TRY IT: What is needed here is an exact copy of every entry.

SUPPLIED DATA:
════════════════════

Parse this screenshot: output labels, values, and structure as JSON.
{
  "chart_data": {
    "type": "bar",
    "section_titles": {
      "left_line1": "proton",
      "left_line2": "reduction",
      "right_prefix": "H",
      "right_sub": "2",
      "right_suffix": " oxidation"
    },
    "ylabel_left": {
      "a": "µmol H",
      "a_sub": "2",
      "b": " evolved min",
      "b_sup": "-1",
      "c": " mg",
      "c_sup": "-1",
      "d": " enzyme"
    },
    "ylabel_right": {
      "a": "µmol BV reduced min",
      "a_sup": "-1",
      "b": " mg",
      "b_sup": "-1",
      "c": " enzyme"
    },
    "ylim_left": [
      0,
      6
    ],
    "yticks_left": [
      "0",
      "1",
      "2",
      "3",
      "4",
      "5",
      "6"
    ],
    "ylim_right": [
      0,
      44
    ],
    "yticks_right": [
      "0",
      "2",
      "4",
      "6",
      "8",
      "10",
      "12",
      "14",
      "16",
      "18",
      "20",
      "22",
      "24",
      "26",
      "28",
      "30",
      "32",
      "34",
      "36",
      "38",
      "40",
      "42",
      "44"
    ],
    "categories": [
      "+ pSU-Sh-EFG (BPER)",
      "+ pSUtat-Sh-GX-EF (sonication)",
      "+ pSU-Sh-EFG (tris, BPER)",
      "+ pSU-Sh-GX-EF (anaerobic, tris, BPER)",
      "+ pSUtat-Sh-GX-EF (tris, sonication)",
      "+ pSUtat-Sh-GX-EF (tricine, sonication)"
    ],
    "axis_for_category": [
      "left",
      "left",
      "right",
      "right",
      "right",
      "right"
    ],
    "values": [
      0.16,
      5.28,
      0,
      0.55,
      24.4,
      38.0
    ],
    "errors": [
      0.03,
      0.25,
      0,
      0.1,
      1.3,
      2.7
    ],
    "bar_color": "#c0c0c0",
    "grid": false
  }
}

════════════════════

WRITTEN REPLY:
Parse this screenshot: output labels, values, and structure as JSON.
{
  "chart_data": {
    "type": "bar",
    "section_titles": {
      "left_line1": "proton",
      "left_line2": "reduction",
      "right_prefix": "H",
      "right_sub": "2",
      "right_suffix": " oxidation"
    },
    "ylabel_left": {
      "a": "µmol H",
      "a_sub": "2",
      "b": " evolved min",
      "b_sup": "-1",
      "c": " mg",
      "c_sup": "-1",
      "d": " enzyme"
    },
    "ylabel_right": {
      "a": "µmol BV reduced min",
      "a_sup": "-1",
      "b": " mg",
      "b_sup": "-1",
      "c": " enzyme"
    },
    "ylim_left": [
      0,
      6
    ],
    "yticks_left": [
      "0",
      "1",
      "2",
      "3",
      "4",
      "5",
      "6"
    ],
    "ylim_right": [
      0,
      44
    ],
    "yticks_right": [
      "0",
      "2",
      "4",
      "6",
      "8",
      "10",
      "12",
      "14",
      "16",
      "18",
      "20",
      "22",
      "24",
      "26",
      "28",
      "30",
      "32",
      "34",
      "36",
      "38",
      "40",
      "42",
      "44"
    ],
    "categories": [
      "+ pSU-Sh-EFG (BPER)",
      "+ pSUtat-Sh-GX-EF (sonication)",
      "+ pSU-Sh-EFG (tris, BPER)",
      "+ pSU-Sh-GX-EF (anaerobic, tris, BPER)",
      "+ pSUtat-Sh-GX-EF (tris, sonication)",
      "+ pSUtat-Sh-GX-EF (tricine, sonication)"
    ],
    "axis_for_category": [
      "left",
      "left",
      "right",
      "right",
      "right",
      "right"
    ],
    "values": [
      0.16,
      5.28,
      0,
      0.55,
      24.4,
      38.0
    ],
    "errors": [
      0.03,
      0.25,
      0,
      0.1,
      1.3,
      2.7
    ],
    "bar_color": "#c0c0c0",
    "grid": false
  }
}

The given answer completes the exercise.